** START OF Record extracts **
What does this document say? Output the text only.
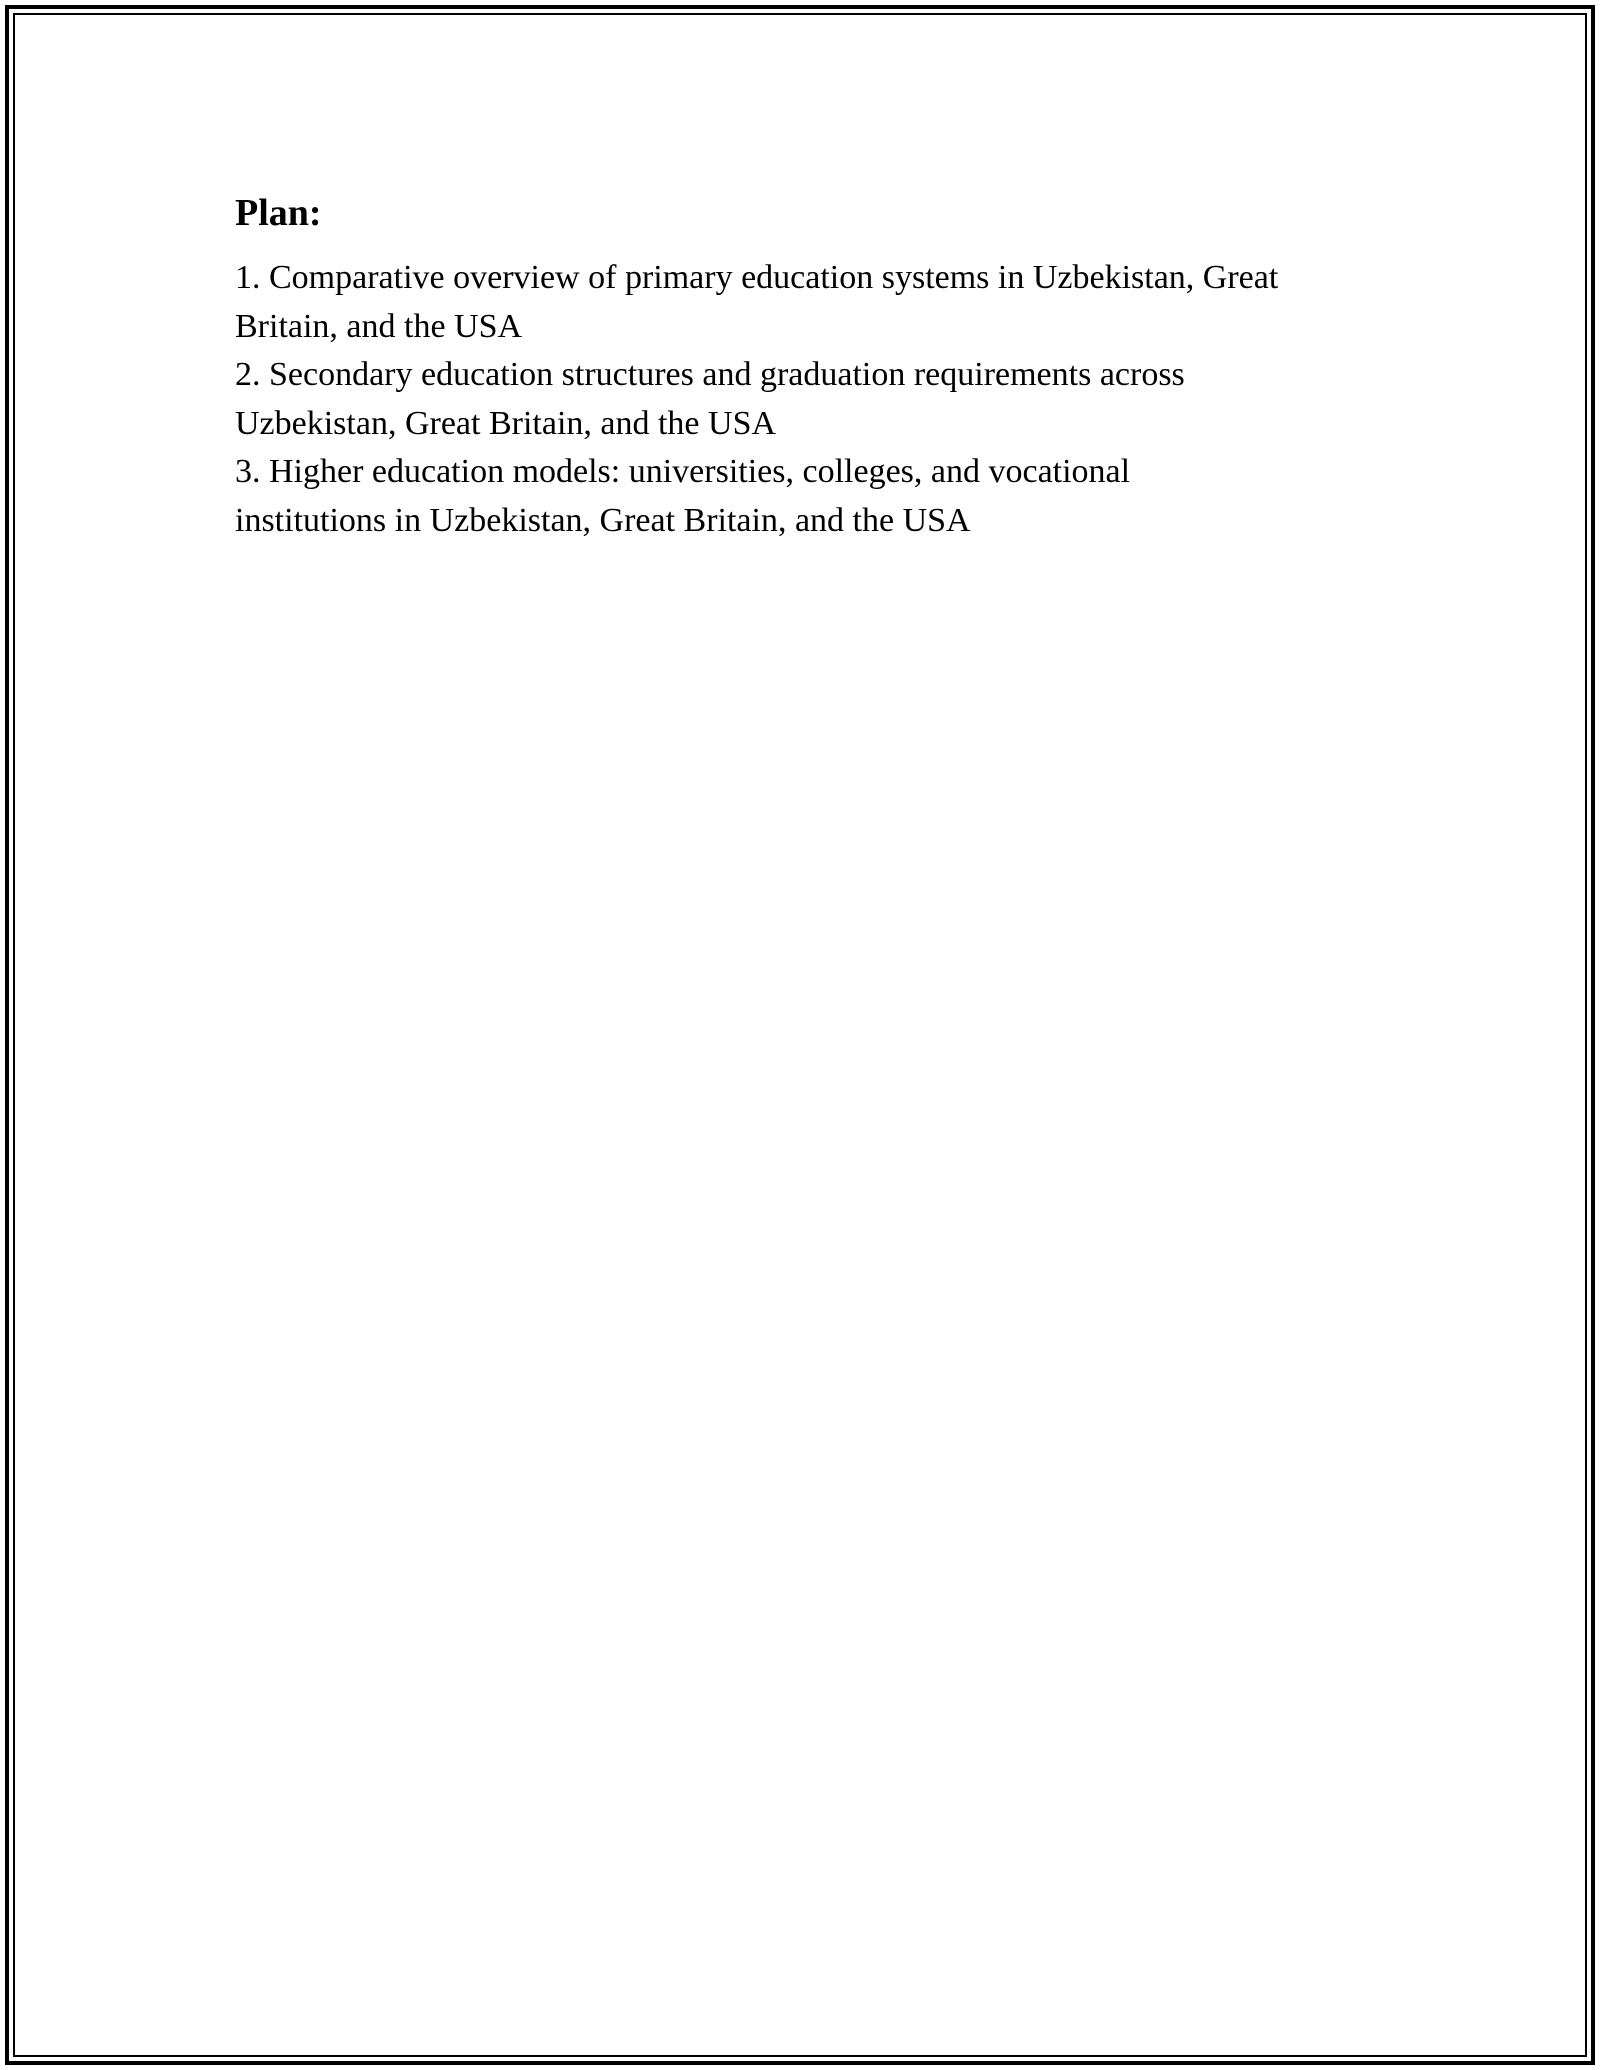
Plan:
1. Comparative overview of primary education systems in Uzbekistan, Great
Britain, and the USA
2. Secondary education structures and graduation requirements across
Uzbekistan, Great Britain, and the USA
3. Higher education models: universities, colleges, and vocational
institutions in Uzbekistan, Great Britain, and the USA
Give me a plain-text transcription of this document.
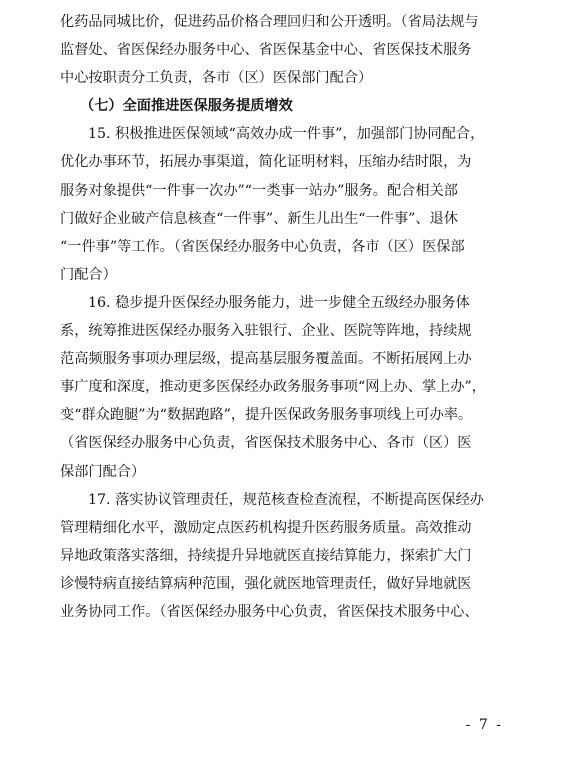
化药品同城比价，促进药品价格合理回归和公开透明。（省局法规与
监督处、省医保经办服务中心、省医保基金中心、省医保技术服务
中心按职责分工负责，各市（区）医保部门配合）
（七）全面推进医保服务提质增效
15. 积极推进医保领域“高效办成一件事”，加强部门协同配合，
优化办事环节，拓展办事渠道，简化证明材料，压缩办结时限，为
服务对象提供“一件事一次办”“一类事一站办”服务。配合相关部
门做好企业破产信息核查“一件事”、新生儿出生“一件事”、退休
“一件事”等工作。（省医保经办服务中心负责，各市（区）医保部
门配合）
16. 稳步提升医保经办服务能力，进一步健全五级经办服务体
系，统筹推进医保经办服务入驻银行、企业、医院等阵地，持续规
范高频服务事项办理层级，提高基层服务覆盖面。不断拓展网上办
事广度和深度，推动更多医保经办政务服务事项“网上办、掌上办”，
变“群众跑腿”为“数据跑路”，提升医保政务服务事项线上可办率。
（省医保经办服务中心负责，省医保技术服务中心、各市（区）医
保部门配合）
17. 落实协议管理责任，规范核查检查流程，不断提高医保经办
管理精细化水平，激励定点医药机构提升医药服务质量。高效推动
异地政策落实落细，持续提升异地就医直接结算能力，探索扩大门
诊慢特病直接结算病种范围，强化就医地管理责任，做好异地就医
业务协同工作。（省医保经办服务中心负责，省医保技术服务中心、
- 7 -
** END OF Record extracts **
■ Given exercise ■
Pictures don't belong in the copy. Restate all the entries exactly.

■ Correct response ■
What does this document say? Output the text only.
Plan:
1. Comparative overview of primary education systems in Uzbekistan, Great
Britain, and the USA
2. Secondary education structures and graduation requirements across
Uzbekistan, Great Britain, and the USA
3. Higher education models: universities, colleges, and vocational
institutions in Uzbekistan, Great Britain, and the USA
Give me a plain-text transcription of this document.
化药品同城比价，促进药品价格合理回归和公开透明。（省局法规与
监督处、省医保经办服务中心、省医保基金中心、省医保技术服务
中心按职责分工负责，各市（区）医保部门配合）
（七）全面推进医保服务提质增效
15. 积极推进医保领域“高效办成一件事”，加强部门协同配合，
优化办事环节，拓展办事渠道，简化证明材料，压缩办结时限，为
服务对象提供“一件事一次办”“一类事一站办”服务。配合相关部
门做好企业破产信息核查“一件事”、新生儿出生“一件事”、退休
“一件事”等工作。（省医保经办服务中心负责，各市（区）医保部
门配合）
16. 稳步提升医保经办服务能力，进一步健全五级经办服务体
系，统筹推进医保经办服务入驻银行、企业、医院等阵地，持续规
范高频服务事项办理层级，提高基层服务覆盖面。不断拓展网上办
事广度和深度，推动更多医保经办政务服务事项“网上办、掌上办”，
变“群众跑腿”为“数据跑路”，提升医保政务服务事项线上可办率。
（省医保经办服务中心负责，省医保技术服务中心、各市（区）医
保部门配合）
17. 落实协议管理责任，规范核查检查流程，不断提高医保经办
管理精细化水平，激励定点医药机构提升医药服务质量。高效推动
异地政策落实落细，持续提升异地就医直接结算能力，探索扩大门
诊慢特病直接结算病种范围，强化就医地管理责任，做好异地就医
业务协同工作。（省医保经办服务中心负责，省医保技术服务中心、
- 7 -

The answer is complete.